Data entries for graphics:
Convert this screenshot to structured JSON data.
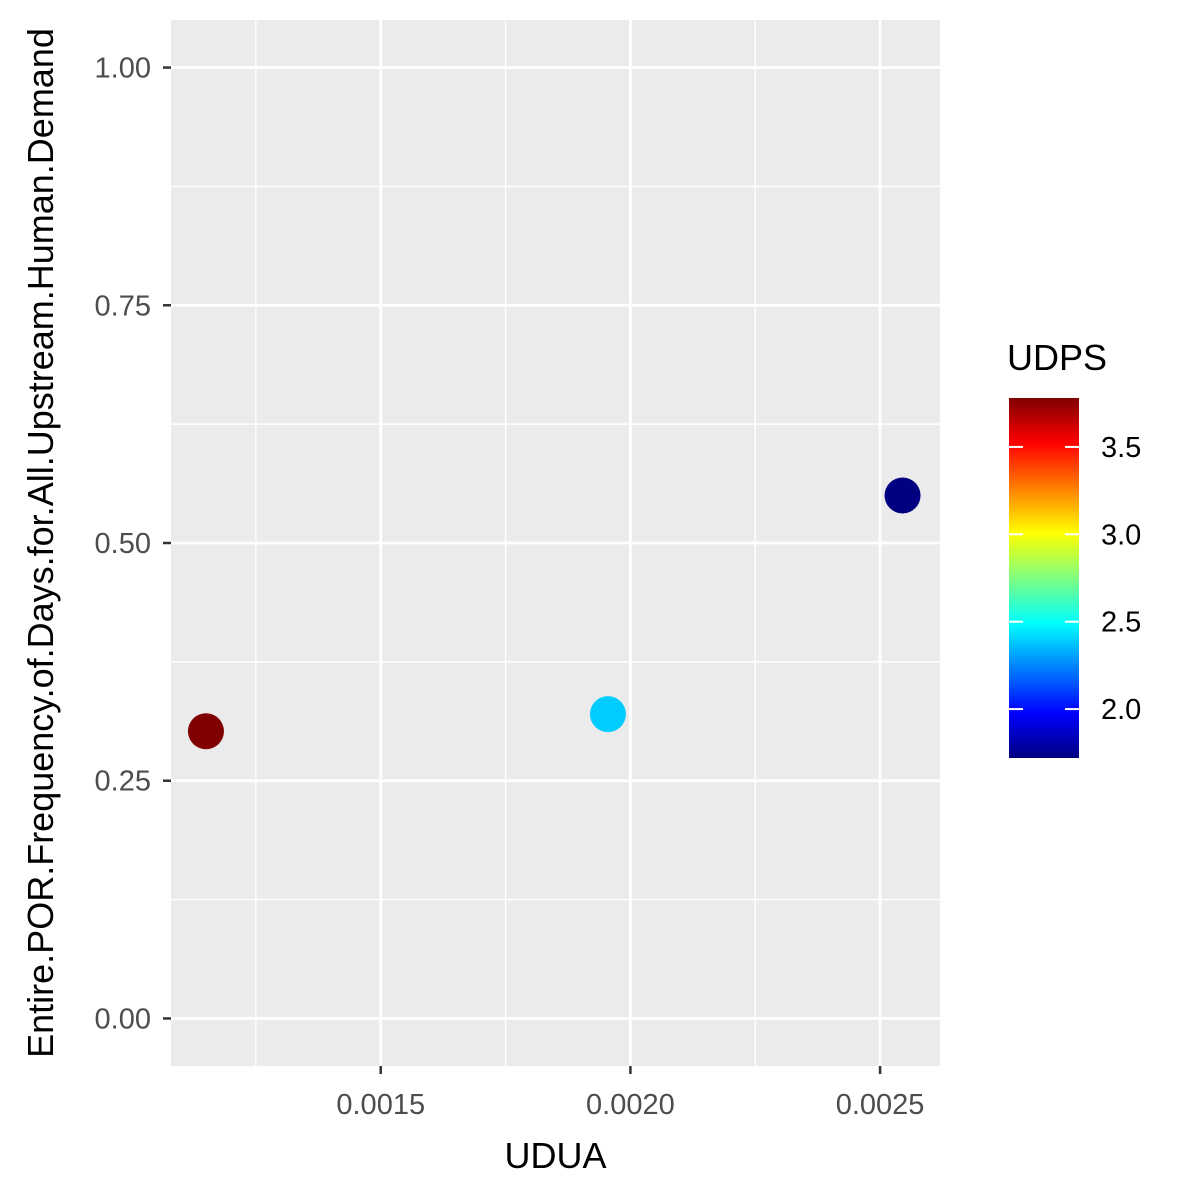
{
  "chart_data": {
    "type": "scatter",
    "title": "",
    "xlabel": "UDUA",
    "ylabel": "Entire.POR.Frequency.of.Days.for.All.Upstream.Human.Demand",
    "xlim": [
      0.00108,
      0.00262
    ],
    "ylim": [
      -0.05,
      1.05
    ],
    "x_ticks": [
      0.0015,
      0.002,
      0.0025
    ],
    "x_tick_labels": [
      "0.0015",
      "0.0020",
      "0.0025"
    ],
    "y_ticks": [
      0,
      0.25,
      0.5,
      0.75,
      1
    ],
    "y_tick_labels": [
      "0.00",
      "0.25",
      "0.50",
      "0.75",
      "1.00"
    ],
    "grid": true,
    "points": [
      {
        "x": 0.00115,
        "y": 0.302,
        "udps": 3.75,
        "color": "#800000"
      },
      {
        "x": 0.001955,
        "y": 0.32,
        "udps": 2.3,
        "color": "#00CCFF"
      },
      {
        "x": 0.002545,
        "y": 0.55,
        "udps": 1.75,
        "color": "#000080"
      }
    ],
    "legend": {
      "title": "UDPS",
      "placement": "right",
      "range": [
        1.72,
        3.78
      ],
      "ticks": [
        2.0,
        2.5,
        3.0,
        3.5
      ],
      "tick_labels": [
        "2.0",
        "2.5",
        "3.0",
        "3.5"
      ],
      "colormap": [
        "#00007F",
        "#0000FF",
        "#007FFF",
        "#00FFFF",
        "#7FFF7F",
        "#FFFF00",
        "#FF7F00",
        "#FF0000",
        "#7F0000"
      ]
    },
    "colors": {
      "panel_background": "#EBEBEB",
      "gridline": "#FFFFFF",
      "tick_color": "#333333"
    }
  }
}
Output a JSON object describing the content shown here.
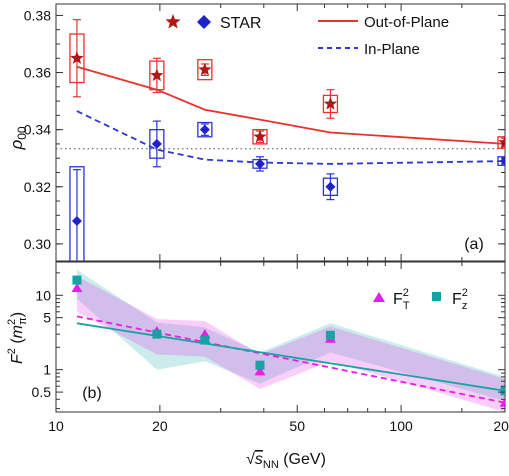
{
  "chart_data": [
    {
      "type": "scatter",
      "panel_label": "(a)",
      "ylabel": "ρ00",
      "yscale": "linear",
      "xscale": "log",
      "xlim": [
        10,
        200
      ],
      "ylim": [
        0.294,
        0.384
      ],
      "yticks": [
        0.3,
        0.32,
        0.34,
        0.36,
        0.38
      ],
      "ytick_labels": [
        "0.30",
        "0.32",
        "0.34",
        "0.36",
        "0.38"
      ],
      "reference_line": {
        "y": 0.3333,
        "style": "dotted"
      },
      "legend": [
        {
          "label": "STAR",
          "markers": [
            "star",
            "diamond"
          ]
        },
        {
          "label": "Out-of-Plane",
          "style": "solid",
          "color": "#e8322d"
        },
        {
          "label": "In-Plane",
          "style": "dashed",
          "color": "#2b35d6"
        }
      ],
      "series": [
        {
          "name": "STAR",
          "marker": "star",
          "color": "#b01818",
          "box_color": "#e8322d",
          "x": [
            11.5,
            19.6,
            27,
            39,
            62.4,
            200
          ],
          "y": [
            0.365,
            0.359,
            0.361,
            0.3375,
            0.349,
            0.3355
          ],
          "yerr": [
            0.0135,
            0.006,
            0.002,
            0.002,
            0.005,
            0.0015
          ],
          "sys": [
            0.0085,
            0.005,
            0.0035,
            0.0025,
            0.003,
            0.002
          ]
        },
        {
          "name": "STAR",
          "marker": "diamond",
          "color": "#1e22c8",
          "box_color": "#2b35d6",
          "x": [
            11.5,
            19.6,
            27,
            39,
            62.4,
            200
          ],
          "y": [
            0.308,
            0.335,
            0.34,
            0.328,
            0.32,
            0.329
          ],
          "yerr": [
            0.018,
            0.008,
            0.002,
            0.0025,
            0.0045,
            0.001
          ],
          "sys": [
            0.019,
            0.005,
            0.0025,
            0.0015,
            0.003,
            0.0015
          ]
        },
        {
          "name": "Out-of-Plane",
          "style": "solid",
          "color": "#e8322d",
          "x": [
            11.5,
            19.6,
            27,
            39,
            62.4,
            200
          ],
          "y": [
            0.362,
            0.354,
            0.347,
            0.3435,
            0.339,
            0.335
          ]
        },
        {
          "name": "In-Plane",
          "style": "dashed",
          "color": "#2b35d6",
          "x": [
            11.5,
            19.6,
            27,
            39,
            62.4,
            200
          ],
          "y": [
            0.3465,
            0.333,
            0.3295,
            0.3285,
            0.328,
            0.329
          ]
        }
      ]
    },
    {
      "type": "scatter",
      "panel_label": "(b)",
      "xlabel_parts": {
        "root": "√",
        "s": "s",
        "sub": "NN",
        "unit": " (GeV)"
      },
      "ylabel_parts": {
        "F": "F",
        "sup": "2",
        "open": " (",
        "m": "m",
        "msup": "2",
        "msub": "π",
        "close": ")"
      },
      "yscale": "log",
      "xscale": "log",
      "xlim": [
        10,
        200
      ],
      "ylim": [
        0.27,
        28
      ],
      "xticks": [
        10,
        20,
        50,
        100,
        200
      ],
      "xtick_labels": [
        "10",
        "20",
        "50",
        "100",
        "200"
      ],
      "yticks": [
        0.5,
        1,
        5,
        10
      ],
      "ytick_labels": [
        "0.5",
        "1",
        "5",
        "10"
      ],
      "legend": [
        {
          "label": "F",
          "sub": "T",
          "sup": "2",
          "marker": "triangle",
          "color": "#e61ee6"
        },
        {
          "label": "F",
          "sub": "z",
          "sup": "2",
          "marker": "square",
          "color": "#17a3a3"
        }
      ],
      "series": [
        {
          "name": "FT2",
          "marker": "triangle",
          "color": "#e61ee6",
          "x": [
            11.5,
            19.6,
            27,
            39,
            62.4,
            200
          ],
          "y": [
            12.5,
            3.3,
            3.0,
            0.95,
            2.6,
            0.36
          ],
          "band_low": [
            6.0,
            1.6,
            1.5,
            0.55,
            1.3,
            0.27
          ],
          "band_high": [
            18.0,
            4.8,
            4.5,
            1.6,
            3.8,
            0.75
          ],
          "fit": [
            5.2,
            0.36
          ],
          "fit_style": "dashed"
        },
        {
          "name": "Fz2",
          "marker": "square",
          "color": "#17a3a3",
          "x": [
            11.5,
            19.6,
            27,
            39,
            62.4,
            200
          ],
          "y": [
            16.0,
            3.0,
            2.5,
            1.15,
            2.9,
            0.52
          ],
          "band_low": [
            9.0,
            1.0,
            1.3,
            0.65,
            1.7,
            0.38
          ],
          "band_high": [
            22.0,
            4.3,
            3.7,
            1.7,
            4.2,
            0.8
          ],
          "fit": [
            4.2,
            0.52
          ],
          "fit_style": "solid"
        }
      ]
    }
  ]
}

DIRECTIONS | Repeat the data exactly, without the pictures.

TASK RESULT |
Convert this screenshot to structured JSON data.
{
  "chart_data": {
    "type": "scatter",
    "title": "",
    "xlabel": "UDUA",
    "ylabel": "Entire.POR.Frequency.of.Days.for.All.Upstream.Human.Demand",
    "xlim": [
      0.00108,
      0.00262
    ],
    "ylim": [
      -0.05,
      1.05
    ],
    "x_ticks": [
      0.0015,
      0.002,
      0.0025
    ],
    "x_tick_labels": [
      "0.0015",
      "0.0020",
      "0.0025"
    ],
    "y_ticks": [
      0,
      0.25,
      0.5,
      0.75,
      1
    ],
    "y_tick_labels": [
      "0.00",
      "0.25",
      "0.50",
      "0.75",
      "1.00"
    ],
    "grid": true,
    "points": [
      {
        "x": 0.00115,
        "y": 0.302,
        "udps": 3.75,
        "color": "#800000"
      },
      {
        "x": 0.001955,
        "y": 0.32,
        "udps": 2.3,
        "color": "#00CCFF"
      },
      {
        "x": 0.002545,
        "y": 0.55,
        "udps": 1.75,
        "color": "#000080"
      }
    ],
    "legend": {
      "title": "UDPS",
      "placement": "right",
      "range": [
        1.72,
        3.78
      ],
      "ticks": [
        2.0,
        2.5,
        3.0,
        3.5
      ],
      "tick_labels": [
        "2.0",
        "2.5",
        "3.0",
        "3.5"
      ],
      "colormap": [
        "#00007F",
        "#0000FF",
        "#007FFF",
        "#00FFFF",
        "#7FFF7F",
        "#FFFF00",
        "#FF7F00",
        "#FF0000",
        "#7F0000"
      ]
    },
    "colors": {
      "panel_background": "#EBEBEB",
      "gridline": "#FFFFFF",
      "tick_color": "#333333"
    }
  }
}
Output a JSON object describing the content shown here.
{
  "chart_data": [
    {
      "type": "scatter",
      "panel_label": "(a)",
      "ylabel": "ρ00",
      "yscale": "linear",
      "xscale": "log",
      "xlim": [
        10,
        200
      ],
      "ylim": [
        0.294,
        0.384
      ],
      "yticks": [
        0.3,
        0.32,
        0.34,
        0.36,
        0.38
      ],
      "ytick_labels": [
        "0.30",
        "0.32",
        "0.34",
        "0.36",
        "0.38"
      ],
      "reference_line": {
        "y": 0.3333,
        "style": "dotted"
      },
      "legend": [
        {
          "label": "STAR",
          "markers": [
            "star",
            "diamond"
          ]
        },
        {
          "label": "Out-of-Plane",
          "style": "solid",
          "color": "#e8322d"
        },
        {
          "label": "In-Plane",
          "style": "dashed",
          "color": "#2b35d6"
        }
      ],
      "series": [
        {
          "name": "STAR",
          "marker": "star",
          "color": "#b01818",
          "box_color": "#e8322d",
          "x": [
            11.5,
            19.6,
            27,
            39,
            62.4,
            200
          ],
          "y": [
            0.365,
            0.359,
            0.361,
            0.3375,
            0.349,
            0.3355
          ],
          "yerr": [
            0.0135,
            0.006,
            0.002,
            0.002,
            0.005,
            0.0015
          ],
          "sys": [
            0.0085,
            0.005,
            0.0035,
            0.0025,
            0.003,
            0.002
          ]
        },
        {
          "name": "STAR",
          "marker": "diamond",
          "color": "#1e22c8",
          "box_color": "#2b35d6",
          "x": [
            11.5,
            19.6,
            27,
            39,
            62.4,
            200
          ],
          "y": [
            0.308,
            0.335,
            0.34,
            0.328,
            0.32,
            0.329
          ],
          "yerr": [
            0.018,
            0.008,
            0.002,
            0.0025,
            0.0045,
            0.001
          ],
          "sys": [
            0.019,
            0.005,
            0.0025,
            0.0015,
            0.003,
            0.0015
          ]
        },
        {
          "name": "Out-of-Plane",
          "style": "solid",
          "color": "#e8322d",
          "x": [
            11.5,
            19.6,
            27,
            39,
            62.4,
            200
          ],
          "y": [
            0.362,
            0.354,
            0.347,
            0.3435,
            0.339,
            0.335
          ]
        },
        {
          "name": "In-Plane",
          "style": "dashed",
          "color": "#2b35d6",
          "x": [
            11.5,
            19.6,
            27,
            39,
            62.4,
            200
          ],
          "y": [
            0.3465,
            0.333,
            0.3295,
            0.3285,
            0.328,
            0.329
          ]
        }
      ]
    },
    {
      "type": "scatter",
      "panel_label": "(b)",
      "xlabel_parts": {
        "root": "√",
        "s": "s",
        "sub": "NN",
        "unit": " (GeV)"
      },
      "ylabel_parts": {
        "F": "F",
        "sup": "2",
        "open": " (",
        "m": "m",
        "msup": "2",
        "msub": "π",
        "close": ")"
      },
      "yscale": "log",
      "xscale": "log",
      "xlim": [
        10,
        200
      ],
      "ylim": [
        0.27,
        28
      ],
      "xticks": [
        10,
        20,
        50,
        100,
        200
      ],
      "xtick_labels": [
        "10",
        "20",
        "50",
        "100",
        "200"
      ],
      "yticks": [
        0.5,
        1,
        5,
        10
      ],
      "ytick_labels": [
        "0.5",
        "1",
        "5",
        "10"
      ],
      "legend": [
        {
          "label": "F",
          "sub": "T",
          "sup": "2",
          "marker": "triangle",
          "color": "#e61ee6"
        },
        {
          "label": "F",
          "sub": "z",
          "sup": "2",
          "marker": "square",
          "color": "#17a3a3"
        }
      ],
      "series": [
        {
          "name": "FT2",
          "marker": "triangle",
          "color": "#e61ee6",
          "x": [
            11.5,
            19.6,
            27,
            39,
            62.4,
            200
          ],
          "y": [
            12.5,
            3.3,
            3.0,
            0.95,
            2.6,
            0.36
          ],
          "band_low": [
            6.0,
            1.6,
            1.5,
            0.55,
            1.3,
            0.27
          ],
          "band_high": [
            18.0,
            4.8,
            4.5,
            1.6,
            3.8,
            0.75
          ],
          "fit": [
            5.2,
            0.36
          ],
          "fit_style": "dashed"
        },
        {
          "name": "Fz2",
          "marker": "square",
          "color": "#17a3a3",
          "x": [
            11.5,
            19.6,
            27,
            39,
            62.4,
            200
          ],
          "y": [
            16.0,
            3.0,
            2.5,
            1.15,
            2.9,
            0.52
          ],
          "band_low": [
            9.0,
            1.0,
            1.3,
            0.65,
            1.7,
            0.38
          ],
          "band_high": [
            22.0,
            4.3,
            3.7,
            1.7,
            4.2,
            0.8
          ],
          "fit": [
            4.2,
            0.52
          ],
          "fit_style": "solid"
        }
      ]
    }
  ]
}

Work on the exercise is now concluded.